Write out the entries below once more, exactly.

:::

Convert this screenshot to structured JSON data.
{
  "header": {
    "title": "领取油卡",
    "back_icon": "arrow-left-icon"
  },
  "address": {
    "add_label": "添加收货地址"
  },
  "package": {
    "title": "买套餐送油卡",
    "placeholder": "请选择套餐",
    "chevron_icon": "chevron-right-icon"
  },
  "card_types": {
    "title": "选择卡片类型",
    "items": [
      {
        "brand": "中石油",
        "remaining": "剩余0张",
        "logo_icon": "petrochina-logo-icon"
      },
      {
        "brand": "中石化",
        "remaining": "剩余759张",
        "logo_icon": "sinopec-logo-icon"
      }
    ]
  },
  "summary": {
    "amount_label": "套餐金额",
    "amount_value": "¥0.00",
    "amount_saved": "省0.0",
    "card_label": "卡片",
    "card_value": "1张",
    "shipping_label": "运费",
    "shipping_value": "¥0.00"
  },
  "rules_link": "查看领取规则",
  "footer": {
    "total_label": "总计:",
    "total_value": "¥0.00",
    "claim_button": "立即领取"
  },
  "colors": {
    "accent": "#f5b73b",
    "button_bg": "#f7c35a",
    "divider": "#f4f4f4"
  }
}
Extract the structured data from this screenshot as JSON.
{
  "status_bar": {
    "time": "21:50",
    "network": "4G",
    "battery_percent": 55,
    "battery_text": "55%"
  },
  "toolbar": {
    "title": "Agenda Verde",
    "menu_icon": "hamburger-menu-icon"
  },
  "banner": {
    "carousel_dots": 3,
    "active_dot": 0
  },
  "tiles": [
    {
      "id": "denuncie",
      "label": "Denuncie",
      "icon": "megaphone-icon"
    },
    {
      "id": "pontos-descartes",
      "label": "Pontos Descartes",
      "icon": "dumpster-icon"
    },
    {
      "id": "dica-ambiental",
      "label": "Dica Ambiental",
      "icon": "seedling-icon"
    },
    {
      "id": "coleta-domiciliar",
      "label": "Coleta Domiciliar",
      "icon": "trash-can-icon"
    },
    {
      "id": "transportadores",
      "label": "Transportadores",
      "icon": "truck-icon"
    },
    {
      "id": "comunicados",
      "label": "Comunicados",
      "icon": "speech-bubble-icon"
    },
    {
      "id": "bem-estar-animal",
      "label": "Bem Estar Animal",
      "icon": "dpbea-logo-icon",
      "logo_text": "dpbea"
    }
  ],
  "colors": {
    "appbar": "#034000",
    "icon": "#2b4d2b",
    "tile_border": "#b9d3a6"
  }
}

:::

# Expected answer
Convert this screenshot to structured JSON data.
{
  "header": {
    "title": "领取油卡",
    "back_icon": "arrow-left-icon"
  },
  "address": {
    "add_label": "添加收货地址"
  },
  "package": {
    "title": "买套餐送油卡",
    "placeholder": "请选择套餐",
    "chevron_icon": "chevron-right-icon"
  },
  "card_types": {
    "title": "选择卡片类型",
    "items": [
      {
        "brand": "中石油",
        "remaining": "剩余0张",
        "logo_icon": "petrochina-logo-icon"
      },
      {
        "brand": "中石化",
        "remaining": "剩余759张",
        "logo_icon": "sinopec-logo-icon"
      }
    ]
  },
  "summary": {
    "amount_label": "套餐金额",
    "amount_value": "¥0.00",
    "amount_saved": "省0.0",
    "card_label": "卡片",
    "card_value": "1张",
    "shipping_label": "运费",
    "shipping_value": "¥0.00"
  },
  "rules_link": "查看领取规则",
  "footer": {
    "total_label": "总计:",
    "total_value": "¥0.00",
    "claim_button": "立即领取"
  },
  "colors": {
    "accent": "#f5b73b",
    "button_bg": "#f7c35a",
    "divider": "#f4f4f4"
  }
}
Extract the structured data from this screenshot as JSON.
{
  "status_bar": {
    "time": "21:50",
    "network": "4G",
    "battery_percent": 55,
    "battery_text": "55%"
  },
  "toolbar": {
    "title": "Agenda Verde",
    "menu_icon": "hamburger-menu-icon"
  },
  "banner": {
    "carousel_dots": 3,
    "active_dot": 0
  },
  "tiles": [
    {
      "id": "denuncie",
      "label": "Denuncie",
      "icon": "megaphone-icon"
    },
    {
      "id": "pontos-descartes",
      "label": "Pontos Descartes",
      "icon": "dumpster-icon"
    },
    {
      "id": "dica-ambiental",
      "label": "Dica Ambiental",
      "icon": "seedling-icon"
    },
    {
      "id": "coleta-domiciliar",
      "label": "Coleta Domiciliar",
      "icon": "trash-can-icon"
    },
    {
      "id": "transportadores",
      "label": "Transportadores",
      "icon": "truck-icon"
    },
    {
      "id": "comunicados",
      "label": "Comunicados",
      "icon": "speech-bubble-icon"
    },
    {
      "id": "bem-estar-animal",
      "label": "Bem Estar Animal",
      "icon": "dpbea-logo-icon",
      "logo_text": "dpbea"
    }
  ],
  "colors": {
    "appbar": "#034000",
    "icon": "#2b4d2b",
    "tile_border": "#b9d3a6"
  }
}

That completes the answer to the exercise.